**Request:**
Read the records below. Copy each line where the string "Probation" occurs.

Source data

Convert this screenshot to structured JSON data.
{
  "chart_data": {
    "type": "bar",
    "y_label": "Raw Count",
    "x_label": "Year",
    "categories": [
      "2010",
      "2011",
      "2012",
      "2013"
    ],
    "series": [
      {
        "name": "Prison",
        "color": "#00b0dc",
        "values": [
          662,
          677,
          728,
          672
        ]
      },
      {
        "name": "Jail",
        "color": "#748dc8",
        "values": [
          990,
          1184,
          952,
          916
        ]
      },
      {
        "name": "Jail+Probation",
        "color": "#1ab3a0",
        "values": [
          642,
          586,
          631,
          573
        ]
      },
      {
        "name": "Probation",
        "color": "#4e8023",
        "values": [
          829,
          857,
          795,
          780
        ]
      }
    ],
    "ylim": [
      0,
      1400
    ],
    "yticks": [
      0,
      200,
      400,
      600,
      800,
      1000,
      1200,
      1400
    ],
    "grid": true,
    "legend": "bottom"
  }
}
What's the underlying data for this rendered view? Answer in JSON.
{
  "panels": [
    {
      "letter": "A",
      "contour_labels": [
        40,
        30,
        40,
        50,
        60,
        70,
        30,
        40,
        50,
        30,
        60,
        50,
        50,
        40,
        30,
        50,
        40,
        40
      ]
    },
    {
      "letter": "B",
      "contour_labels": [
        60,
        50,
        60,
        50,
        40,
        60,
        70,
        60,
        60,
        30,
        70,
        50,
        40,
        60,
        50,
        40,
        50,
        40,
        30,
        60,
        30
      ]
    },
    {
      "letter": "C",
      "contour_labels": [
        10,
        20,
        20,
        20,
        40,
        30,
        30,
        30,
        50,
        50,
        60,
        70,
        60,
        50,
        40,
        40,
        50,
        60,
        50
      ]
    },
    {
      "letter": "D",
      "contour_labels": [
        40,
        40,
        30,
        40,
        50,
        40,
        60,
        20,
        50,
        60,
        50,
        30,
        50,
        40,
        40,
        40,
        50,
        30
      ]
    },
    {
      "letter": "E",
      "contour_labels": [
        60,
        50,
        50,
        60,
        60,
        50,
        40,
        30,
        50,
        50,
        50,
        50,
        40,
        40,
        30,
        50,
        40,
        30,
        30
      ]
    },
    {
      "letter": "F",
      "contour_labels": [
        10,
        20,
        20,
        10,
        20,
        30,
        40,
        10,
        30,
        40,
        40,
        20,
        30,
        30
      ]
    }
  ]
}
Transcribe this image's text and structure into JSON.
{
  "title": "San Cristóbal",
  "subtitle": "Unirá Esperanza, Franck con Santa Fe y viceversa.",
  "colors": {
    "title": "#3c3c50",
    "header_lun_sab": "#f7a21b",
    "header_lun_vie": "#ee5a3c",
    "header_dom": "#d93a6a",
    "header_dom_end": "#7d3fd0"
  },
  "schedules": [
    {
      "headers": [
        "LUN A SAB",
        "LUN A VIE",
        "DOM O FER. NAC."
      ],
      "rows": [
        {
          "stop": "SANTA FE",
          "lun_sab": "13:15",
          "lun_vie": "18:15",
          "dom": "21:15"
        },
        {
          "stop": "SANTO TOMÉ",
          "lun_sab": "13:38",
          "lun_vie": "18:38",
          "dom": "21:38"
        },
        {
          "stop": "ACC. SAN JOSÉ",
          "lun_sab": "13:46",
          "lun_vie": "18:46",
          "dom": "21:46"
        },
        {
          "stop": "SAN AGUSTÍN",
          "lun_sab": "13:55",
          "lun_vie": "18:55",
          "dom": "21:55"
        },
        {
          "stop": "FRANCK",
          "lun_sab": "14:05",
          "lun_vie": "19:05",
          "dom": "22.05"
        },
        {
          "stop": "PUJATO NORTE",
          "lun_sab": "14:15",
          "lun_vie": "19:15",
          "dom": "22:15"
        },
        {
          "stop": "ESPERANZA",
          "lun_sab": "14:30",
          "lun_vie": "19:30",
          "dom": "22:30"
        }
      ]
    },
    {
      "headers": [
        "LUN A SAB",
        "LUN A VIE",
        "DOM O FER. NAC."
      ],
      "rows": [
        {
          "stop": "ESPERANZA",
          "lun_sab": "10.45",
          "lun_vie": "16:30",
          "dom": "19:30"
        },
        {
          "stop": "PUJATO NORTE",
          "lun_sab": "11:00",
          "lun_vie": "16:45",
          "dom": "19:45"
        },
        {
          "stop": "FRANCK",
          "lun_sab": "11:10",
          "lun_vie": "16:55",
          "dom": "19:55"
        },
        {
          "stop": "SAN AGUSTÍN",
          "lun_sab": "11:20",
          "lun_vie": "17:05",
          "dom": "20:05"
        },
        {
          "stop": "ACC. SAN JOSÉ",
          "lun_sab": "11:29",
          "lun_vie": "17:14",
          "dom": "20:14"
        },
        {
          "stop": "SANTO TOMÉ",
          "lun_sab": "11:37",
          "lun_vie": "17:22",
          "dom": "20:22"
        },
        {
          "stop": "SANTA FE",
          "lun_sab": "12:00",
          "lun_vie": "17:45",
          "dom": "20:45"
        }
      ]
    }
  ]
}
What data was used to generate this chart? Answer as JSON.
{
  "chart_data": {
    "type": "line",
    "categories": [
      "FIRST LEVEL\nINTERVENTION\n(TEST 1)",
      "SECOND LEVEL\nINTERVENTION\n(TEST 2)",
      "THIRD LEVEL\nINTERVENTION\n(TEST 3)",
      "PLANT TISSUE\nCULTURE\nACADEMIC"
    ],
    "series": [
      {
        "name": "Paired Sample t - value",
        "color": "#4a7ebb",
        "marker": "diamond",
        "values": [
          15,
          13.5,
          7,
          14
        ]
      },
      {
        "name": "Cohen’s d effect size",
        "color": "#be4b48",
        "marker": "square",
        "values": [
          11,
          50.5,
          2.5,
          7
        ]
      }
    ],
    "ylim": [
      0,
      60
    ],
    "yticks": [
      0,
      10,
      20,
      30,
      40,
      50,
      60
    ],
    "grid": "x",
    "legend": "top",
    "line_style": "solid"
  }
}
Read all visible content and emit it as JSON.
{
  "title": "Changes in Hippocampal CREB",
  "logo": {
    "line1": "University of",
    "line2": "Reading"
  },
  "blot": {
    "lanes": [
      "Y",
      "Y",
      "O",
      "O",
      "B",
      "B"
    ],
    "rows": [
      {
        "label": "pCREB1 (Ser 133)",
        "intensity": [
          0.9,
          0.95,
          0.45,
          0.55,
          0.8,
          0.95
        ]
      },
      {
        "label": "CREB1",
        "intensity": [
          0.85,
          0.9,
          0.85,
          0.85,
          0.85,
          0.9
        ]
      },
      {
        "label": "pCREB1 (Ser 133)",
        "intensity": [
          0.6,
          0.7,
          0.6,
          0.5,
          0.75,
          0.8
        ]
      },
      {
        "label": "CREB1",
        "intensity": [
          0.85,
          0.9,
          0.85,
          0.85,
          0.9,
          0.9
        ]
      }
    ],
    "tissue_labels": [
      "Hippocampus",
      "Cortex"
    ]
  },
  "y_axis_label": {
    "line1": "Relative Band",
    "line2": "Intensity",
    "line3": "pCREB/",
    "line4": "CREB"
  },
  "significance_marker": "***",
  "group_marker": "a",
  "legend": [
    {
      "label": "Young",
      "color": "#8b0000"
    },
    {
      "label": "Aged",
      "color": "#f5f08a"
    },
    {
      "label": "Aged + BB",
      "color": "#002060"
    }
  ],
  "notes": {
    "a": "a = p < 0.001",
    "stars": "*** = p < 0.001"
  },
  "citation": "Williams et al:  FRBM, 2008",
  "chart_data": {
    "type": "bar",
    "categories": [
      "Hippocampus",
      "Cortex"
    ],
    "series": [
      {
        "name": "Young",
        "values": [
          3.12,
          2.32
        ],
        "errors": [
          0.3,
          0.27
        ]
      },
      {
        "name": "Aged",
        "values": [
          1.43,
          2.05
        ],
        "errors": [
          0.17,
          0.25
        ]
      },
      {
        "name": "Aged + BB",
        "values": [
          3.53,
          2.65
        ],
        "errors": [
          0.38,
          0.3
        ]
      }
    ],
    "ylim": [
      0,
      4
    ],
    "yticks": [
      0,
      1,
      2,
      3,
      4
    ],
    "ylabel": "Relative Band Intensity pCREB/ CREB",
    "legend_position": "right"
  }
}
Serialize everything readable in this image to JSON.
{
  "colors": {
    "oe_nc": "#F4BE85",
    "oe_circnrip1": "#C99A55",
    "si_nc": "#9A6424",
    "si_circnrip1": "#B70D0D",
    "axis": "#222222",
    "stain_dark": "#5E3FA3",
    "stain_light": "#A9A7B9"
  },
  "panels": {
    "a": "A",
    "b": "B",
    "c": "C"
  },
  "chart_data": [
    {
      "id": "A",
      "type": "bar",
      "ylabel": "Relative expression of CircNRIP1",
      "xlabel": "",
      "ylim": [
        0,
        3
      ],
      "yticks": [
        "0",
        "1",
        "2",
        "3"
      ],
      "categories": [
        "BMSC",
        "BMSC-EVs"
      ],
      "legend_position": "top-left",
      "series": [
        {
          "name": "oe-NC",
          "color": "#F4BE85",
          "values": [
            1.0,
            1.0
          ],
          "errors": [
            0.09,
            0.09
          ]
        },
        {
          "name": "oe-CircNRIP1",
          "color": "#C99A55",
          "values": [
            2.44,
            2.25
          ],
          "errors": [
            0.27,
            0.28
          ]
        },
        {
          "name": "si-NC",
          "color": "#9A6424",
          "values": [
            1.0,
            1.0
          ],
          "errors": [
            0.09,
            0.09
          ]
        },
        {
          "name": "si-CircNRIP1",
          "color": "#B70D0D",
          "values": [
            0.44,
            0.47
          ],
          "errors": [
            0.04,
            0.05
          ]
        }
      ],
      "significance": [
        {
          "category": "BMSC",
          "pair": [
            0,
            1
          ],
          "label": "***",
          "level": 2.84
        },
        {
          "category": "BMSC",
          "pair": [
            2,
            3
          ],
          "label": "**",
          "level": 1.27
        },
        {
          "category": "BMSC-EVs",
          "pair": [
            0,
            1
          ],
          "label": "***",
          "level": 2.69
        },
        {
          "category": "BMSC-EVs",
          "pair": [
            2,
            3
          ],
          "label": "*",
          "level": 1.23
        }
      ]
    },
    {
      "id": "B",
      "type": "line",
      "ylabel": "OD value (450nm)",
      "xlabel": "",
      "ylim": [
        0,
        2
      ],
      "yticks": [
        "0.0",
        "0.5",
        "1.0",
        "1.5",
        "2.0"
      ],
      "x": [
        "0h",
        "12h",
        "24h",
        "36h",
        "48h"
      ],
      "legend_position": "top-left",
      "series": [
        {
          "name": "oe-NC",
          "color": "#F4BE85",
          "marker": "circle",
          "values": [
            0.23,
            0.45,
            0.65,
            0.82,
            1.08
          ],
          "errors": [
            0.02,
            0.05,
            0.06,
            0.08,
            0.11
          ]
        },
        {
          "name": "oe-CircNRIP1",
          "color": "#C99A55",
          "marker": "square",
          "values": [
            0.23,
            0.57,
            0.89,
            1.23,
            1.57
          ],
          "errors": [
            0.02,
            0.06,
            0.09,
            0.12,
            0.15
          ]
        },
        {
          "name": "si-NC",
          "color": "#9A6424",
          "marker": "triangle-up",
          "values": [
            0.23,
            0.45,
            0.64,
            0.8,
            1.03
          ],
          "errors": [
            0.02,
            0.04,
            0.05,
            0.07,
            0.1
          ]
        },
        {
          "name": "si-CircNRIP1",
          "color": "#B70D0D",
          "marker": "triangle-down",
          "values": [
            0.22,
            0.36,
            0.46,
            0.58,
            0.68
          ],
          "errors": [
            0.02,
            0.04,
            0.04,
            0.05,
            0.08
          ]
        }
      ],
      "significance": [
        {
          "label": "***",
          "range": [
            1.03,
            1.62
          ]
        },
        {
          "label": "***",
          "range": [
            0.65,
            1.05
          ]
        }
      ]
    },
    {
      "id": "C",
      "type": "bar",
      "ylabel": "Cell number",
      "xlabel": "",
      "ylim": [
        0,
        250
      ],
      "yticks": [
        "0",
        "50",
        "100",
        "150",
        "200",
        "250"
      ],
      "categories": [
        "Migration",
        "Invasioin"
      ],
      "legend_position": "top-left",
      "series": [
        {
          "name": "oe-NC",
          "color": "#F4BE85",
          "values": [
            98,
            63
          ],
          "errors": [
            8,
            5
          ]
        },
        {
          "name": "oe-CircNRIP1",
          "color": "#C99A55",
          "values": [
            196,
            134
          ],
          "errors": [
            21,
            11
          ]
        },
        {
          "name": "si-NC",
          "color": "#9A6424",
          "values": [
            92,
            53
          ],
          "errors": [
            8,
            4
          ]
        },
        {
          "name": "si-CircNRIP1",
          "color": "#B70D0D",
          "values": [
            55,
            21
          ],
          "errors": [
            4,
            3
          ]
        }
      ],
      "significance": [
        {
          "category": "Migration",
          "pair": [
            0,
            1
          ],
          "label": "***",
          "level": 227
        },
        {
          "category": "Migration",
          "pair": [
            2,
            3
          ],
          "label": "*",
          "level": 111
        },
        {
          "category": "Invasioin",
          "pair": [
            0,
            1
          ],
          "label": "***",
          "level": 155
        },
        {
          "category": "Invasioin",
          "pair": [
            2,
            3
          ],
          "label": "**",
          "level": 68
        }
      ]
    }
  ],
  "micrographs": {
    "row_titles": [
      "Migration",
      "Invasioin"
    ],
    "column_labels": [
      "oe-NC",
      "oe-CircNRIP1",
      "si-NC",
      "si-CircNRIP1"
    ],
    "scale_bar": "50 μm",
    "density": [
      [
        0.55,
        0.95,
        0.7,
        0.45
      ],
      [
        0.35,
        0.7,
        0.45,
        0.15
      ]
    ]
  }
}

**Exercise output:**
        "name": "Jail+Probation",
        "name": "Probation",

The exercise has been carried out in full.